Required work:
Reproduce each line of the listing exactly.

Data shown:
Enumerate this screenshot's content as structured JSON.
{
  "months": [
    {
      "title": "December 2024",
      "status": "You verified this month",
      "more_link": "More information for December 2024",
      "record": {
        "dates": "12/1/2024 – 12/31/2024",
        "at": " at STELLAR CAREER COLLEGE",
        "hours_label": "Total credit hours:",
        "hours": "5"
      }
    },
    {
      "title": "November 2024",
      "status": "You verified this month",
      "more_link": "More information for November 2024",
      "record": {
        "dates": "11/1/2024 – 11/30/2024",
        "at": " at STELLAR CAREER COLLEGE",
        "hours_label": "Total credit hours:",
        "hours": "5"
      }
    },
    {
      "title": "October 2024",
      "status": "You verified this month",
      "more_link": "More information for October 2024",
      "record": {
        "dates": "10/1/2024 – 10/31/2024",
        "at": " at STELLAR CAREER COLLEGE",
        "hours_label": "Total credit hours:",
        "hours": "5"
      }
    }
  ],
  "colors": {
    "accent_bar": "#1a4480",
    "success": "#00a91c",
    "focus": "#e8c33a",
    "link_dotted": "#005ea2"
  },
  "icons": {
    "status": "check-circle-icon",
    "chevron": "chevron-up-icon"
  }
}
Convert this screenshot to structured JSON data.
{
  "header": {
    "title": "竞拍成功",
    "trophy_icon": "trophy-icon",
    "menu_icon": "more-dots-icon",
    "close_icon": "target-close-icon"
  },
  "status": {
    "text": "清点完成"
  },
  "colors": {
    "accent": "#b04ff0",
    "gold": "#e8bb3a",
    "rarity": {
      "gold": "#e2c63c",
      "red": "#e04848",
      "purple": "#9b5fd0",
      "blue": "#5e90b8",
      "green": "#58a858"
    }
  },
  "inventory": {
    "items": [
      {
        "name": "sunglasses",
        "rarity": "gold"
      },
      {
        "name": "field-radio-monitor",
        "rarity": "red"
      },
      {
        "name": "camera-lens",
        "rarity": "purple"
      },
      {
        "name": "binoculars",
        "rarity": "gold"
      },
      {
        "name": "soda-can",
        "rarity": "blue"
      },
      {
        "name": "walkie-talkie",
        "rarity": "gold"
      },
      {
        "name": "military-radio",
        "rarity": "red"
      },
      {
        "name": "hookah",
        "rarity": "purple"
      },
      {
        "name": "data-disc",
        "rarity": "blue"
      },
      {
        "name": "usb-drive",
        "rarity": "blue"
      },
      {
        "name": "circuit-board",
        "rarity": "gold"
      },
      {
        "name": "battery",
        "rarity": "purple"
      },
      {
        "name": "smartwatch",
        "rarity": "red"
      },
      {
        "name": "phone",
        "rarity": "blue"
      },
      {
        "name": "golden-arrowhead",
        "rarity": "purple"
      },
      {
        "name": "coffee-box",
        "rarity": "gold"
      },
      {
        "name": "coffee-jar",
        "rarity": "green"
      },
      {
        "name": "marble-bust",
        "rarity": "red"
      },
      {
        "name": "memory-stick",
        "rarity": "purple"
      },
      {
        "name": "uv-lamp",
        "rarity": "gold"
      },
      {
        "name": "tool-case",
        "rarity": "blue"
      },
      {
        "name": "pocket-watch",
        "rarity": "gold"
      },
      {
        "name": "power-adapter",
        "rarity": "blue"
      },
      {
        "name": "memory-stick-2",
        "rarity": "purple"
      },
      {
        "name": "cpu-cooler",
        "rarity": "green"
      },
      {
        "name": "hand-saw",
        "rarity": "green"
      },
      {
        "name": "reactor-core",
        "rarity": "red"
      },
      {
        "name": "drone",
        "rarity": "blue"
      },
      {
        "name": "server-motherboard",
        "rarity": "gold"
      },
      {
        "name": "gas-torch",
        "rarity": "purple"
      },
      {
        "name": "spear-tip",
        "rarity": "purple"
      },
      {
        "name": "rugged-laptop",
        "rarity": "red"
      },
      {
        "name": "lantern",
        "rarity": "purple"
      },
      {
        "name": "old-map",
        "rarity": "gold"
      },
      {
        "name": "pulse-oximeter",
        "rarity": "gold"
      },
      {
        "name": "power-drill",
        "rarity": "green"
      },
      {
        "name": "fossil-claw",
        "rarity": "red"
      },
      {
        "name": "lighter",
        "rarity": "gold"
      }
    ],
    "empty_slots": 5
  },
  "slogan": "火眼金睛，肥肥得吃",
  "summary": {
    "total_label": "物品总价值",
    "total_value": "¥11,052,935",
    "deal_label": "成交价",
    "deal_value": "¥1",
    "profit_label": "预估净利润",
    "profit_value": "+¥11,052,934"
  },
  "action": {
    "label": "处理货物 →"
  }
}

Answer:
Enumerate this screenshot's content as structured JSON.
{
  "months": [
    {
      "title": "December 2024",
      "status": "You verified this month",
      "more_link": "More information for December 2024",
      "record": {
        "dates": "12/1/2024 – 12/31/2024",
        "at": " at STELLAR CAREER COLLEGE",
        "hours_label": "Total credit hours:",
        "hours": "5"
      }
    },
    {
      "title": "November 2024",
      "status": "You verified this month",
      "more_link": "More information for November 2024",
      "record": {
        "dates": "11/1/2024 – 11/30/2024",
        "at": " at STELLAR CAREER COLLEGE",
        "hours_label": "Total credit hours:",
        "hours": "5"
      }
    },
    {
      "title": "October 2024",
      "status": "You verified this month",
      "more_link": "More information for October 2024",
      "record": {
        "dates": "10/1/2024 – 10/31/2024",
        "at": " at STELLAR CAREER COLLEGE",
        "hours_label": "Total credit hours:",
        "hours": "5"
      }
    }
  ],
  "colors": {
    "accent_bar": "#1a4480",
    "success": "#00a91c",
    "focus": "#e8c33a",
    "link_dotted": "#005ea2"
  },
  "icons": {
    "status": "check-circle-icon",
    "chevron": "chevron-up-icon"
  }
}
Convert this screenshot to structured JSON data.
{
  "header": {
    "title": "竞拍成功",
    "trophy_icon": "trophy-icon",
    "menu_icon": "more-dots-icon",
    "close_icon": "target-close-icon"
  },
  "status": {
    "text": "清点完成"
  },
  "colors": {
    "accent": "#b04ff0",
    "gold": "#e8bb3a",
    "rarity": {
      "gold": "#e2c63c",
      "red": "#e04848",
      "purple": "#9b5fd0",
      "blue": "#5e90b8",
      "green": "#58a858"
    }
  },
  "inventory": {
    "items": [
      {
        "name": "sunglasses",
        "rarity": "gold"
      },
      {
        "name": "field-radio-monitor",
        "rarity": "red"
      },
      {
        "name": "camera-lens",
        "rarity": "purple"
      },
      {
        "name": "binoculars",
        "rarity": "gold"
      },
      {
        "name": "soda-can",
        "rarity": "blue"
      },
      {
        "name": "walkie-talkie",
        "rarity": "gold"
      },
      {
        "name": "military-radio",
        "rarity": "red"
      },
      {
        "name": "hookah",
        "rarity": "purple"
      },
      {
        "name": "data-disc",
        "rarity": "blue"
      },
      {
        "name": "usb-drive",
        "rarity": "blue"
      },
      {
        "name": "circuit-board",
        "rarity": "gold"
      },
      {
        "name": "battery",
        "rarity": "purple"
      },
      {
        "name": "smartwatch",
        "rarity": "red"
      },
      {
        "name": "phone",
        "rarity": "blue"
      },
      {
        "name": "golden-arrowhead",
        "rarity": "purple"
      },
      {
        "name": "coffee-box",
        "rarity": "gold"
      },
      {
        "name": "coffee-jar",
        "rarity": "green"
      },
      {
        "name": "marble-bust",
        "rarity": "red"
      },
      {
        "name": "memory-stick",
        "rarity": "purple"
      },
      {
        "name": "uv-lamp",
        "rarity": "gold"
      },
      {
        "name": "tool-case",
        "rarity": "blue"
      },
      {
        "name": "pocket-watch",
        "rarity": "gold"
      },
      {
        "name": "power-adapter",
        "rarity": "blue"
      },
      {
        "name": "memory-stick-2",
        "rarity": "purple"
      },
      {
        "name": "cpu-cooler",
        "rarity": "green"
      },
      {
        "name": "hand-saw",
        "rarity": "green"
      },
      {
        "name": "reactor-core",
        "rarity": "red"
      },
      {
        "name": "drone",
        "rarity": "blue"
      },
      {
        "name": "server-motherboard",
        "rarity": "gold"
      },
      {
        "name": "gas-torch",
        "rarity": "purple"
      },
      {
        "name": "spear-tip",
        "rarity": "purple"
      },
      {
        "name": "rugged-laptop",
        "rarity": "red"
      },
      {
        "name": "lantern",
        "rarity": "purple"
      },
      {
        "name": "old-map",
        "rarity": "gold"
      },
      {
        "name": "pulse-oximeter",
        "rarity": "gold"
      },
      {
        "name": "power-drill",
        "rarity": "green"
      },
      {
        "name": "fossil-claw",
        "rarity": "red"
      },
      {
        "name": "lighter",
        "rarity": "gold"
      }
    ],
    "empty_slots": 5
  },
  "slogan": "火眼金睛，肥肥得吃",
  "summary": {
    "total_label": "物品总价值",
    "total_value": "¥11,052,935",
    "deal_label": "成交价",
    "deal_value": "¥1",
    "profit_label": "预估净利润",
    "profit_value": "+¥11,052,934"
  },
  "action": {
    "label": "处理货物 →"
  }
}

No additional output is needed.